__WHAT IS EXPECTED__:
Count the lines below that contain the word "real", and reply with only that number.

────────────────

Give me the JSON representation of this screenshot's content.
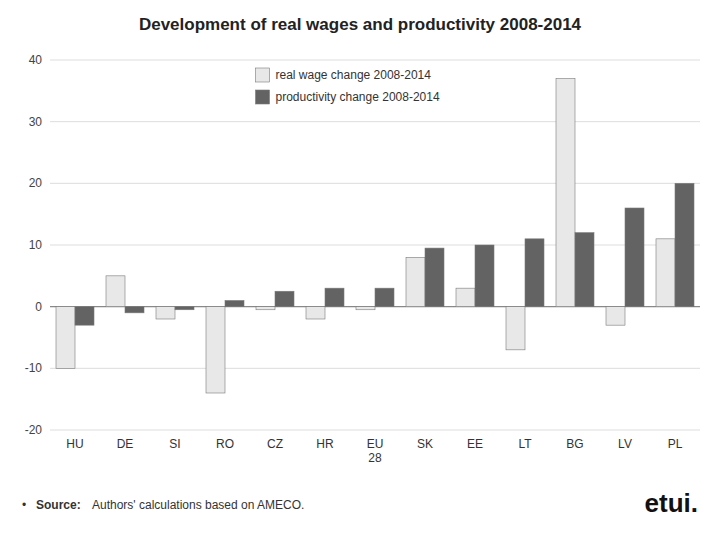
{
  "chart_data": {
    "type": "bar",
    "title": "Development of real wages and productivity 2008-2014",
    "categories": [
      "HU",
      "DE",
      "SI",
      "RO",
      "CZ",
      "HR",
      "EU\n28",
      "SK",
      "EE",
      "LT",
      "BG",
      "LV",
      "PL"
    ],
    "series": [
      {
        "name": "real wage change 2008-2014",
        "color": "#e8e8e8",
        "values": [
          -10,
          5,
          -2,
          -14,
          -0.5,
          -2,
          -0.5,
          8,
          3,
          -7,
          37,
          -3,
          11
        ]
      },
      {
        "name": "productivity change 2008-2014",
        "color": "#636363",
        "values": [
          -3,
          -1,
          -0.5,
          1,
          2.5,
          3,
          3,
          9.5,
          10,
          11,
          12,
          16,
          20
        ]
      }
    ],
    "ylim": [
      -20,
      40
    ],
    "yticks": [
      -20,
      -10,
      0,
      10,
      20,
      30,
      40
    ],
    "grid": true,
    "legend": "top",
    "annotations": [
      "•",
      "Source:",
      "Authors' calculations based on AMECO.",
      "etui."
    ]
  }
}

────────────────

__ANSWER FOR THIS EXERCISE__:
2